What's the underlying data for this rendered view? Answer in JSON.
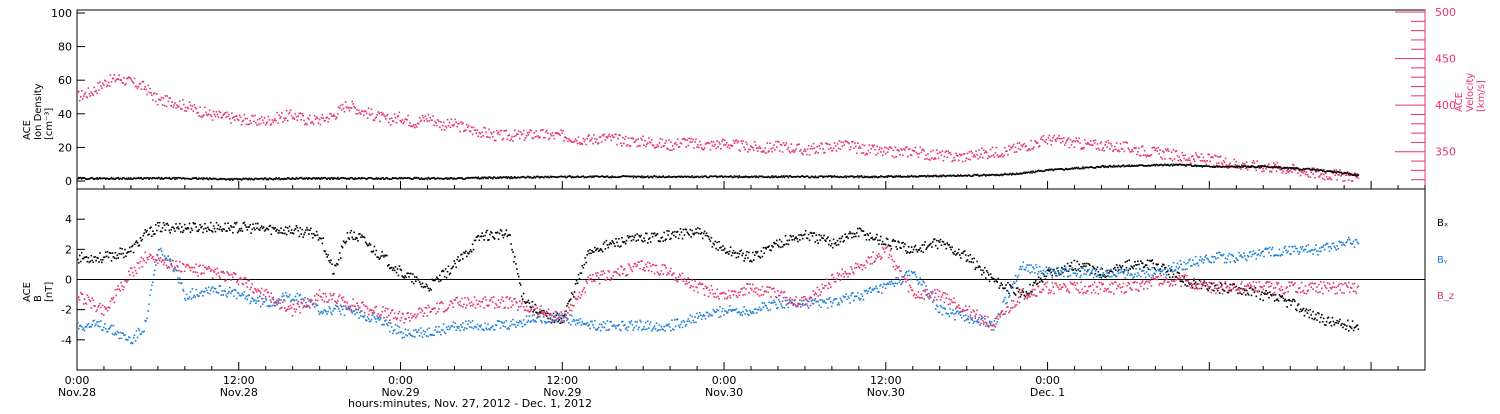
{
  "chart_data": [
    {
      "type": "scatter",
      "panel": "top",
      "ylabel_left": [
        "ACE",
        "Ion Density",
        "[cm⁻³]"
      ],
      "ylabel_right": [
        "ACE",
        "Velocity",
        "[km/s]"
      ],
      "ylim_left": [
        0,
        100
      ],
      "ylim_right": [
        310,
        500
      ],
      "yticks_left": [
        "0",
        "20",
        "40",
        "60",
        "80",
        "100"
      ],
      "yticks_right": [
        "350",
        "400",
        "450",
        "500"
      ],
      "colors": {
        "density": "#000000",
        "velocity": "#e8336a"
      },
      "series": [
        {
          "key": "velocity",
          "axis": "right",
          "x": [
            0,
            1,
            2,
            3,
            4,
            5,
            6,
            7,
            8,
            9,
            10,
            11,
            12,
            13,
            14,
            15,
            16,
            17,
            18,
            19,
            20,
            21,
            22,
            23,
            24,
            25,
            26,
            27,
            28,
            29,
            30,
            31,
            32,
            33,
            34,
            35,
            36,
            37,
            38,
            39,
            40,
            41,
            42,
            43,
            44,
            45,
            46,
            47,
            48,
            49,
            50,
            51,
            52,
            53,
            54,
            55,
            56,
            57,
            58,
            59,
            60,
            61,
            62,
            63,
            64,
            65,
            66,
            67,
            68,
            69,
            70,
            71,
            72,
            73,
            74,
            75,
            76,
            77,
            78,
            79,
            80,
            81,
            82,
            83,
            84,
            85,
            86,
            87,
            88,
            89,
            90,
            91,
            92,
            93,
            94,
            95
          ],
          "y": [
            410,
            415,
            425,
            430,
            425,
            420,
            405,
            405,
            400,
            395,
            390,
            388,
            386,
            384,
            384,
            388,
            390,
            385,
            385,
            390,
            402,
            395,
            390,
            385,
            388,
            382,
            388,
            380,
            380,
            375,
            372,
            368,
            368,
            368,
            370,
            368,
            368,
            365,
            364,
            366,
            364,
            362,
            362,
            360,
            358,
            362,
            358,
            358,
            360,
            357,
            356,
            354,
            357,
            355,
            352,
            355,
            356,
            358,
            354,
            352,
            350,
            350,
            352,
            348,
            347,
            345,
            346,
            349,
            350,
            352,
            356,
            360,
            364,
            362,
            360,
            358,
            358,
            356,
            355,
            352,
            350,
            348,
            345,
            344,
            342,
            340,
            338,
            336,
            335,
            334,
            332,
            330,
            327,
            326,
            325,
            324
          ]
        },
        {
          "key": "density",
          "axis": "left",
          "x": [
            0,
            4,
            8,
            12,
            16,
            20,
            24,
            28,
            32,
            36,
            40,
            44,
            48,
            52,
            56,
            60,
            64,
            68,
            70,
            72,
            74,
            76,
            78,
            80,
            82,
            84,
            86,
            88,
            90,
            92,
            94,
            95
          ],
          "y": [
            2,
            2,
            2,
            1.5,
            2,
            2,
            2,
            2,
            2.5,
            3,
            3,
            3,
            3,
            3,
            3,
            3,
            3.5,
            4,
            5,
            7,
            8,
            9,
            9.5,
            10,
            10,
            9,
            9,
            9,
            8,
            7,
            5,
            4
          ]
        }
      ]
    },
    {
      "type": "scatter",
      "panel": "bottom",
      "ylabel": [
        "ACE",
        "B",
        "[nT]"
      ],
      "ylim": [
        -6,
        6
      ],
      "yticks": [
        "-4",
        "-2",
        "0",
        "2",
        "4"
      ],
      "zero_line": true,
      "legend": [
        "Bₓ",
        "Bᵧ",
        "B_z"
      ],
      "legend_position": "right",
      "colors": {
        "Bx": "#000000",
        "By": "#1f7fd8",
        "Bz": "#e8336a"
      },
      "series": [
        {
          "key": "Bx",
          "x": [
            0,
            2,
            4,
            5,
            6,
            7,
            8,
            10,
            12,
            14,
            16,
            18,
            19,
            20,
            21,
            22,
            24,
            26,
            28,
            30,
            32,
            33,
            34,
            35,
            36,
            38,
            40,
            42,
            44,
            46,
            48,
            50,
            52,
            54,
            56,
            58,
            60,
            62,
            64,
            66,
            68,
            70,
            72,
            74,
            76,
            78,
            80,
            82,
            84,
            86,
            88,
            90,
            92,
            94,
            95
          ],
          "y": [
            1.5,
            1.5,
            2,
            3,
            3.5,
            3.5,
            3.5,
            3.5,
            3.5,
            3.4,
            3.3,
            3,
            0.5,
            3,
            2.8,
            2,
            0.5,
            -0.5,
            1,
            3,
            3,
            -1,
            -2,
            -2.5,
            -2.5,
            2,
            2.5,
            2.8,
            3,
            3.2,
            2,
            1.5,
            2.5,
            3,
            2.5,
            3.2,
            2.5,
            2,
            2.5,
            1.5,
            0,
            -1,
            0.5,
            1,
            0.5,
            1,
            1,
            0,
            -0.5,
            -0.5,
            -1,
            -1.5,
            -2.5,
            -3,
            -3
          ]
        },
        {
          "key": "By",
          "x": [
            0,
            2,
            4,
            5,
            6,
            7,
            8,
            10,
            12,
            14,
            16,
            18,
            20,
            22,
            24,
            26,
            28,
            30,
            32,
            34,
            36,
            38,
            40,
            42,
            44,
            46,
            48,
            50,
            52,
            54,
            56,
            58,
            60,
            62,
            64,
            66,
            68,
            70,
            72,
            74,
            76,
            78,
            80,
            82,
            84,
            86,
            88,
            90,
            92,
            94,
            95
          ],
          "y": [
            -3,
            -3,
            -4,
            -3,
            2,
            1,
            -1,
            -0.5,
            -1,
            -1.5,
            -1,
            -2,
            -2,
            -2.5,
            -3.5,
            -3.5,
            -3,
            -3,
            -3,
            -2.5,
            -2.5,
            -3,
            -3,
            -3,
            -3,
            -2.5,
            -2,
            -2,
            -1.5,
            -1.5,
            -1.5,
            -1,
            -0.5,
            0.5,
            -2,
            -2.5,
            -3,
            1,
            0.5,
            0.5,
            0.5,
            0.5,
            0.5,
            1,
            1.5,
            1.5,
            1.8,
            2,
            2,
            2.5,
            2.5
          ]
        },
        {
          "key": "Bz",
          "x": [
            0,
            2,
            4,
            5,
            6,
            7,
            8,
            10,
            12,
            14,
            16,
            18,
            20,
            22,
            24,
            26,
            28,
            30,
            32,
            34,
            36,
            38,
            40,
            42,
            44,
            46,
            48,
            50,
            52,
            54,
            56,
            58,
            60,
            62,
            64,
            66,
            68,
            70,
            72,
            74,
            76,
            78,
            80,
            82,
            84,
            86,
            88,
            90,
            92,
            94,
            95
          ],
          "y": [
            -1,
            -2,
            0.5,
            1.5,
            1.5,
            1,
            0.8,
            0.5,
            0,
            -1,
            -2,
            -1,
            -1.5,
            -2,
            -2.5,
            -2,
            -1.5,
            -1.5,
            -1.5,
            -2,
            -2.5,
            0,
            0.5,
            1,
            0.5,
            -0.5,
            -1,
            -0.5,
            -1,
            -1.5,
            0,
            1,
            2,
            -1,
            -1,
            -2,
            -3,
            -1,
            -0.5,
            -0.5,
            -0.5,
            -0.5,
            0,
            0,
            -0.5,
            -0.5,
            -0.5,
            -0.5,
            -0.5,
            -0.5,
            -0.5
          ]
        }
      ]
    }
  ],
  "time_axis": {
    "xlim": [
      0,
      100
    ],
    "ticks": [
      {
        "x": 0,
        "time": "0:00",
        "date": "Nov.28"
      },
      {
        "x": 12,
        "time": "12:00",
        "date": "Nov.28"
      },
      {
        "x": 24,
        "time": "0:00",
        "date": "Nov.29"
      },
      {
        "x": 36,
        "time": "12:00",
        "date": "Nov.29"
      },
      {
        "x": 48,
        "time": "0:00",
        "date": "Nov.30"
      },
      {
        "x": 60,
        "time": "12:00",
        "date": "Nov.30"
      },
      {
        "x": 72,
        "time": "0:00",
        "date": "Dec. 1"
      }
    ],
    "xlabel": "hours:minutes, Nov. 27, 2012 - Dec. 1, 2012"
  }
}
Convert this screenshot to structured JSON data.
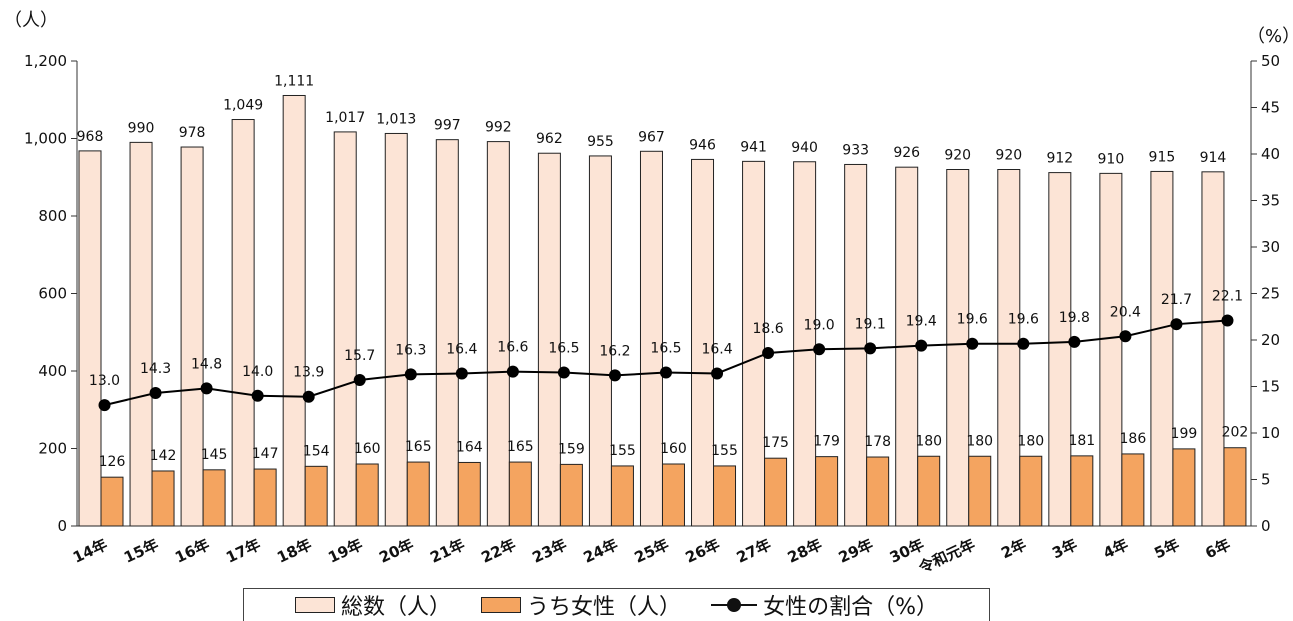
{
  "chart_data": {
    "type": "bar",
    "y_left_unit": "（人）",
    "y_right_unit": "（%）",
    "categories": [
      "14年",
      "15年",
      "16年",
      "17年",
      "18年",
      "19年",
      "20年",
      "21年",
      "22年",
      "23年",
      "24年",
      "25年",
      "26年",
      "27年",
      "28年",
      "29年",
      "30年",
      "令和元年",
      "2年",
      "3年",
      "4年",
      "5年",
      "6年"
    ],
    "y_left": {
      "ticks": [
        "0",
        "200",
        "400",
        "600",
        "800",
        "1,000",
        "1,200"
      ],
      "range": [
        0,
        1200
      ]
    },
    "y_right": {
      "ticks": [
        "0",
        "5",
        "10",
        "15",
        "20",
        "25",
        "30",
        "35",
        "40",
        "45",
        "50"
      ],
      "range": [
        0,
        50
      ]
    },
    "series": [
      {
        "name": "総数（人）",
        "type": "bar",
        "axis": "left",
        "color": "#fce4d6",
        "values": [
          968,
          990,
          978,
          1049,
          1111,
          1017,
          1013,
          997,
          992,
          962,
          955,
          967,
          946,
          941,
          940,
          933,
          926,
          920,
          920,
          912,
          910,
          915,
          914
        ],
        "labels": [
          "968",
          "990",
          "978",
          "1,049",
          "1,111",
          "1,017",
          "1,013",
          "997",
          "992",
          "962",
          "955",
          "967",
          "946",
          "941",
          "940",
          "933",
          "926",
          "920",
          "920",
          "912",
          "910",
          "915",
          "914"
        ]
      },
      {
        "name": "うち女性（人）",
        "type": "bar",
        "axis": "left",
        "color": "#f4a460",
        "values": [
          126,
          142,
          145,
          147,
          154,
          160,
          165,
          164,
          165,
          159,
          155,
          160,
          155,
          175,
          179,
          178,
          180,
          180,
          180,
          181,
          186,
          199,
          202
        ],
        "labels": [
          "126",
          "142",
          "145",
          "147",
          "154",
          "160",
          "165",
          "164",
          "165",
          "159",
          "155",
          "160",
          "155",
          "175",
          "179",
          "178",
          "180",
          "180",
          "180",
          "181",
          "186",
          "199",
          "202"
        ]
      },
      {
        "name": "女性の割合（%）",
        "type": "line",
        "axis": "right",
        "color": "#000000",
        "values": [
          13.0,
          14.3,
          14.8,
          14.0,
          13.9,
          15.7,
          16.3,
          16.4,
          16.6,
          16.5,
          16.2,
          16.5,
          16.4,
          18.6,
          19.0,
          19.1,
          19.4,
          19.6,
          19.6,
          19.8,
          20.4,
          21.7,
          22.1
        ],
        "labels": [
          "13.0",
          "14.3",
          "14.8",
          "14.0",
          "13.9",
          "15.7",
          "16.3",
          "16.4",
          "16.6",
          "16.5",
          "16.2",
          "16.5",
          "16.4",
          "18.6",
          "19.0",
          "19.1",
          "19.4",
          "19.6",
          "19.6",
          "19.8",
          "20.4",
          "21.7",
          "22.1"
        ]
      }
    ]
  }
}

.....

**Requirements**
Filter the records for lines holding the string "JSON". Copy each one.

**Completed exercise**
What's the underlying data for this rendered view? Answer in JSON.
Convert this screenshot to structured JSON data.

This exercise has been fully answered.